:: Aim ::
Update the items from the very first line through the line that contains "south-america-coastline bbox=[236, 277, 315, 399]" by replacing every "coastline" with "shoreline", keeping everything else unchanged.

[Region and label listings]
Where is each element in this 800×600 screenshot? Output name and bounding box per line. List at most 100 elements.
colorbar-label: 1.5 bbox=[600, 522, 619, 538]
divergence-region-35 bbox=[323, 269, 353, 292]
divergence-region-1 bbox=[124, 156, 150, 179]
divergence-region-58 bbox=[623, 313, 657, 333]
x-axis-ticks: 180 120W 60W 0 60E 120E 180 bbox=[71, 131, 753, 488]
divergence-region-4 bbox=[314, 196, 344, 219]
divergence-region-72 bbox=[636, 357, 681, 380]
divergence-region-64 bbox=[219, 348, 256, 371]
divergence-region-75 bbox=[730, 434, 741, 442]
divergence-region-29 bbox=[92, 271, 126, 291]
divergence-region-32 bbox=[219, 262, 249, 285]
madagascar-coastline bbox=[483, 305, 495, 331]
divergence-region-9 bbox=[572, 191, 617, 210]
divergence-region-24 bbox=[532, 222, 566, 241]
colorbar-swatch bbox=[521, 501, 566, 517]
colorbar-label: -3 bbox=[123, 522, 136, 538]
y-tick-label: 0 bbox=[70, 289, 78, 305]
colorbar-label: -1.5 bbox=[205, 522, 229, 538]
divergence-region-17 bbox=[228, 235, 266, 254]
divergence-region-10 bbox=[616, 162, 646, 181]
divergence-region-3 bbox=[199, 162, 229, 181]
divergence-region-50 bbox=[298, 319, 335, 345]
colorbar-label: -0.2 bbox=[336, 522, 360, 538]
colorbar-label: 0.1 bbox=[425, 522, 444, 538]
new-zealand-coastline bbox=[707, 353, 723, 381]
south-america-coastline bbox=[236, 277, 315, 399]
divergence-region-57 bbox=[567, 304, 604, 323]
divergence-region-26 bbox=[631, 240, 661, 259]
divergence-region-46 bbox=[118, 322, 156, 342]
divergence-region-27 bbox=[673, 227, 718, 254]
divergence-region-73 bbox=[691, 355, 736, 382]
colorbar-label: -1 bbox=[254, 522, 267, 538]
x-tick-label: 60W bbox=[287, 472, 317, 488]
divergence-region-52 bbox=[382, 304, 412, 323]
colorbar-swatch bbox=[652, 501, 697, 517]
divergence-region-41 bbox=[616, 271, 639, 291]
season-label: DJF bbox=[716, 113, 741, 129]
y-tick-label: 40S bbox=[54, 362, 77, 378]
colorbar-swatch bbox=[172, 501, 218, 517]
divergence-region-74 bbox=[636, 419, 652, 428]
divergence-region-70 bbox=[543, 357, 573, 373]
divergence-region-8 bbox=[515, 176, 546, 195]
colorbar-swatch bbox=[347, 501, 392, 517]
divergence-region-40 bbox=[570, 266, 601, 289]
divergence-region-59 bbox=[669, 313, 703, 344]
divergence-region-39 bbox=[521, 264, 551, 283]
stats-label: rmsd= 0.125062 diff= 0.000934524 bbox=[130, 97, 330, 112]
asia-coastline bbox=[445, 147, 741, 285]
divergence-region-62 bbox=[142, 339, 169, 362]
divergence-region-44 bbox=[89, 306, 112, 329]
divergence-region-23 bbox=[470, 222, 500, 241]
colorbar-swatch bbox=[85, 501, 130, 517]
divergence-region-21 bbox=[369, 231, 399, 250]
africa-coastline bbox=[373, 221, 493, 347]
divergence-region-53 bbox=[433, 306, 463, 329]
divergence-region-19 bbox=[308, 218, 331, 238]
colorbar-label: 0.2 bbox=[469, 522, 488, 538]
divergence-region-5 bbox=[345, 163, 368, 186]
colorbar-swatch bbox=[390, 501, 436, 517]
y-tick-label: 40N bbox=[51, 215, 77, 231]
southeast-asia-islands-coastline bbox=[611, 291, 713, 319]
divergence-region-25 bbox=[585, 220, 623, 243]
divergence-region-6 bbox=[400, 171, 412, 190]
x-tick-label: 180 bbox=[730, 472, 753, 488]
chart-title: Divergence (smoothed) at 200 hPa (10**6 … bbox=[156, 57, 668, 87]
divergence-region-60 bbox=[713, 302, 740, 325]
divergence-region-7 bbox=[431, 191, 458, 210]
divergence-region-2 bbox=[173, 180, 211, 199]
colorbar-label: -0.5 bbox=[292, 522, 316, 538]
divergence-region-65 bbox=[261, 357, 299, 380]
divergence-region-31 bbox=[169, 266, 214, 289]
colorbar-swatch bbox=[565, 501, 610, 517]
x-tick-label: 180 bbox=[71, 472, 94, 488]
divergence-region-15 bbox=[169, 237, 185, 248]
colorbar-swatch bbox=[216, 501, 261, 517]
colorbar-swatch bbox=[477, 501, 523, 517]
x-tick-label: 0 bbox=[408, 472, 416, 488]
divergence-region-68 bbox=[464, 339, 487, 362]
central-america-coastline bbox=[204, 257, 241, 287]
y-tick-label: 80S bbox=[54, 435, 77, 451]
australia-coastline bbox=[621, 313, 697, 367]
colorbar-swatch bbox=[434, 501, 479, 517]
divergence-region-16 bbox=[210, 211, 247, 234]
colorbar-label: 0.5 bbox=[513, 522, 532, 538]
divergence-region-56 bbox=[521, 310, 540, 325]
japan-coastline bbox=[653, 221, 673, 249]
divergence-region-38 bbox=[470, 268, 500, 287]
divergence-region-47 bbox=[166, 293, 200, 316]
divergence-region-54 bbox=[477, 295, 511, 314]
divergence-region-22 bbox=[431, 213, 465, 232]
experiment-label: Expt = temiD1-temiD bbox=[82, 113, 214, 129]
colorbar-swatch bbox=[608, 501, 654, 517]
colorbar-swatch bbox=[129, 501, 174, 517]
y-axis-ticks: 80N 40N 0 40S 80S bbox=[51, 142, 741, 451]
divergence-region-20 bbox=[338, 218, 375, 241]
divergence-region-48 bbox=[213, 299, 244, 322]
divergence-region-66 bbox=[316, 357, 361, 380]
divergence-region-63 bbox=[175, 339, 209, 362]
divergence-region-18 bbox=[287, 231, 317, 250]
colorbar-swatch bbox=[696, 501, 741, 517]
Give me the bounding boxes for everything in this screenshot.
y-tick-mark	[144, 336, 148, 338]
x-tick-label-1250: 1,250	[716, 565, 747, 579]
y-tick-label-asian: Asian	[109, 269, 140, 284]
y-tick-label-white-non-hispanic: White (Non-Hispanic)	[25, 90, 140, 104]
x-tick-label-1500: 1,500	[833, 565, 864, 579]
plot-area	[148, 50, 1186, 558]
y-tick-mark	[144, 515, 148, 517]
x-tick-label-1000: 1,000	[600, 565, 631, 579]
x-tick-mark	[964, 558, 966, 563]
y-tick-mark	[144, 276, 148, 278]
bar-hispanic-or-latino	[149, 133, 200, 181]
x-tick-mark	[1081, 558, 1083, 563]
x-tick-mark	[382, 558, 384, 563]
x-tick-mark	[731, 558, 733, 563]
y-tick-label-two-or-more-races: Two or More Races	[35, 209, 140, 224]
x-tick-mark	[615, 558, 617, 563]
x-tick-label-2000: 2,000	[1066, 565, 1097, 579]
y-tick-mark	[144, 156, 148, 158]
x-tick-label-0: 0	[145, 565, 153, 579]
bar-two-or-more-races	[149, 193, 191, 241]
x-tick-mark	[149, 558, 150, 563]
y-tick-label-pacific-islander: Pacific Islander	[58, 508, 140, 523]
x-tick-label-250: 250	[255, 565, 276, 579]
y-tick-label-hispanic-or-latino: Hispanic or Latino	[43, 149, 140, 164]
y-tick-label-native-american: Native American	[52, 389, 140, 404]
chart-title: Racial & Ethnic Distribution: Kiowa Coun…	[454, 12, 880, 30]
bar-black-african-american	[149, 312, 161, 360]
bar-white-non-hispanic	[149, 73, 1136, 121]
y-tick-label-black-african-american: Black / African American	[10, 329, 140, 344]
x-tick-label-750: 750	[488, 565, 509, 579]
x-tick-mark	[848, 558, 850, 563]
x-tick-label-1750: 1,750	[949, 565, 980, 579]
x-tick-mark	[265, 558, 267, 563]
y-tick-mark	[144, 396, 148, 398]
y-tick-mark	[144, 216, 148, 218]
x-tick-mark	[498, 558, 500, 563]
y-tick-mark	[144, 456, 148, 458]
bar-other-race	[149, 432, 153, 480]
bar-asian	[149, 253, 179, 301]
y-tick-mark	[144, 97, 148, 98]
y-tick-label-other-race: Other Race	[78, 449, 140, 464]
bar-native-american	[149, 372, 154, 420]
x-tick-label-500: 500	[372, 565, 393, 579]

:: Complete answer ::
Where is each element in this 800×600 screenshot? Output name and bounding box per line. List at most 100 elements.
colorbar-label: 1.5 bbox=[600, 522, 619, 538]
divergence-region-35 bbox=[323, 269, 353, 292]
divergence-region-1 bbox=[124, 156, 150, 179]
divergence-region-58 bbox=[623, 313, 657, 333]
x-axis-ticks: 180 120W 60W 0 60E 120E 180 bbox=[71, 131, 753, 488]
divergence-region-4 bbox=[314, 196, 344, 219]
divergence-region-72 bbox=[636, 357, 681, 380]
divergence-region-64 bbox=[219, 348, 256, 371]
divergence-region-75 bbox=[730, 434, 741, 442]
divergence-region-29 bbox=[92, 271, 126, 291]
divergence-region-32 bbox=[219, 262, 249, 285]
madagascar-shoreline bbox=[483, 305, 495, 331]
divergence-region-9 bbox=[572, 191, 617, 210]
divergence-region-24 bbox=[532, 222, 566, 241]
colorbar-swatch bbox=[521, 501, 566, 517]
colorbar-label: -3 bbox=[123, 522, 136, 538]
y-tick-label: 0 bbox=[70, 289, 78, 305]
colorbar-label: -1.5 bbox=[205, 522, 229, 538]
divergence-region-17 bbox=[228, 235, 266, 254]
divergence-region-10 bbox=[616, 162, 646, 181]
divergence-region-3 bbox=[199, 162, 229, 181]
divergence-region-50 bbox=[298, 319, 335, 345]
colorbar-label: -0.2 bbox=[336, 522, 360, 538]
colorbar-label: 0.1 bbox=[425, 522, 444, 538]
new-zealand-shoreline bbox=[707, 353, 723, 381]
south-america-shoreline bbox=[236, 277, 315, 399]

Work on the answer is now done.